Task material:
"""
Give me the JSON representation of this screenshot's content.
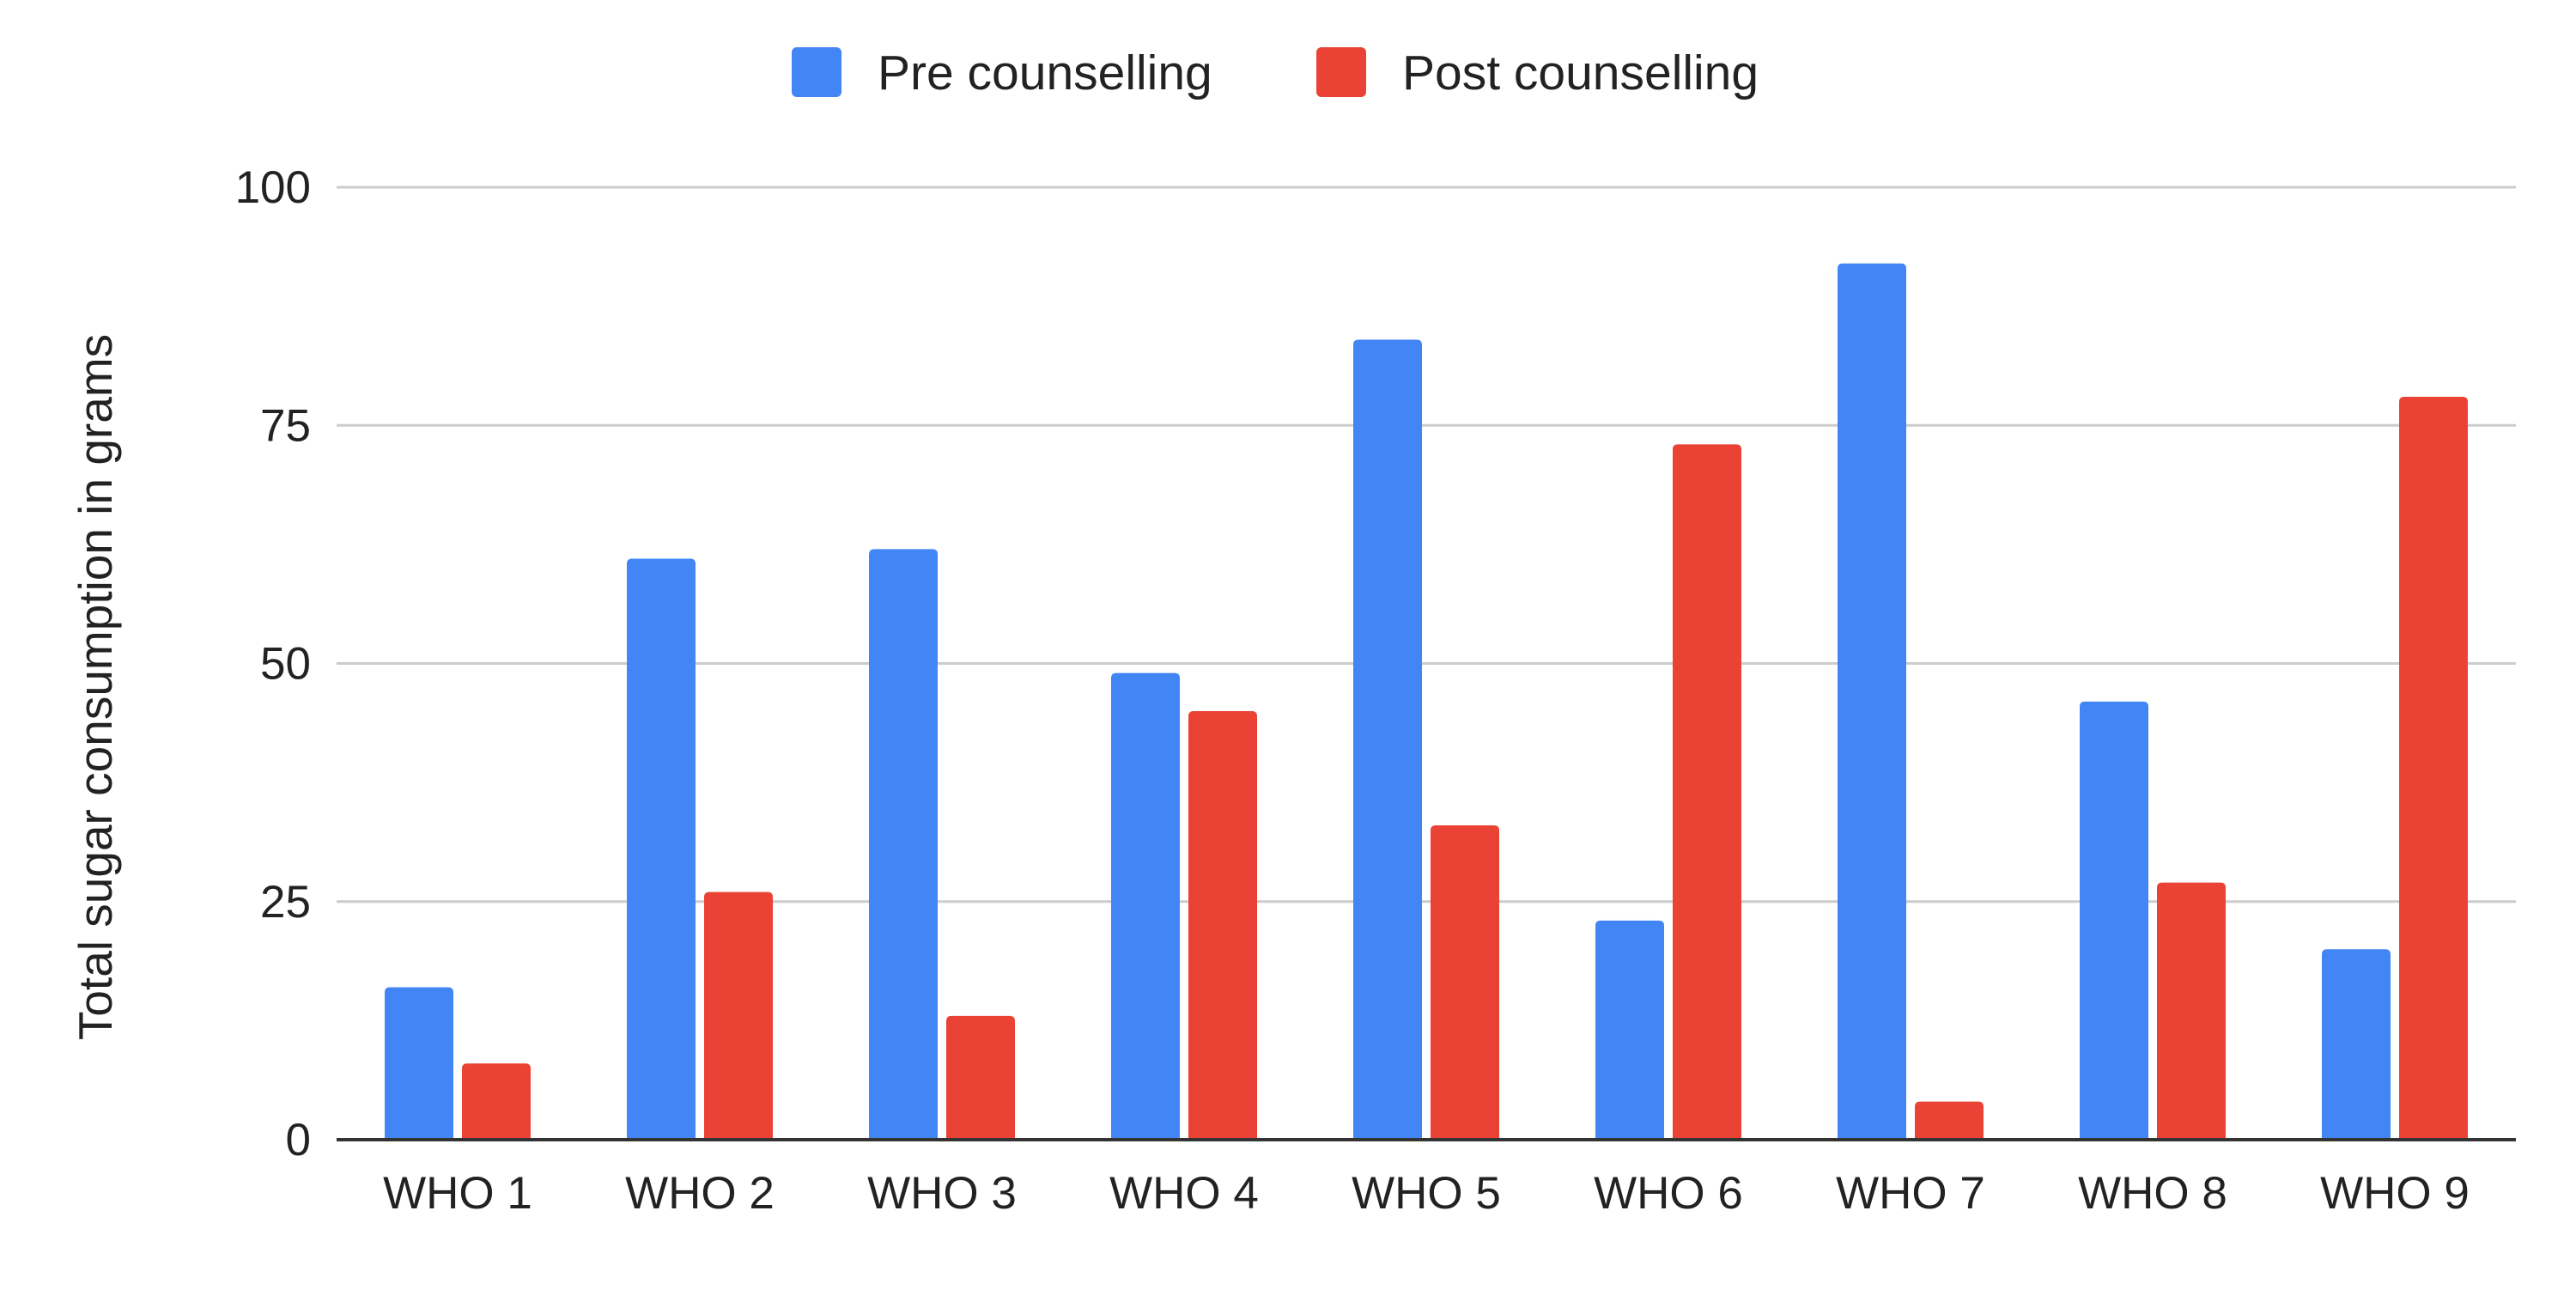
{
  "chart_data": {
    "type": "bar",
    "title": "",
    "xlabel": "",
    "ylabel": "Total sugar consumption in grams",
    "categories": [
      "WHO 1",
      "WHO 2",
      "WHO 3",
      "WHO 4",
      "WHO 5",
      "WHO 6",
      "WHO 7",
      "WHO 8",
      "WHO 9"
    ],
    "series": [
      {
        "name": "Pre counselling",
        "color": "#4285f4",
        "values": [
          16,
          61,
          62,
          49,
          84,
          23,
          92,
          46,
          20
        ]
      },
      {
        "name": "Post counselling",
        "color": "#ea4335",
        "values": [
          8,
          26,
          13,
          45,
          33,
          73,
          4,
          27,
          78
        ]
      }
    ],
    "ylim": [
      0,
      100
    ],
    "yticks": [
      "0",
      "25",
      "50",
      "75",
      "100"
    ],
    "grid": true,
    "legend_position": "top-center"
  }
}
"""
Find all lines holding the string "name" and copy them.

Final result:
        "name": "Pre counselling",
        "name": "Post counselling",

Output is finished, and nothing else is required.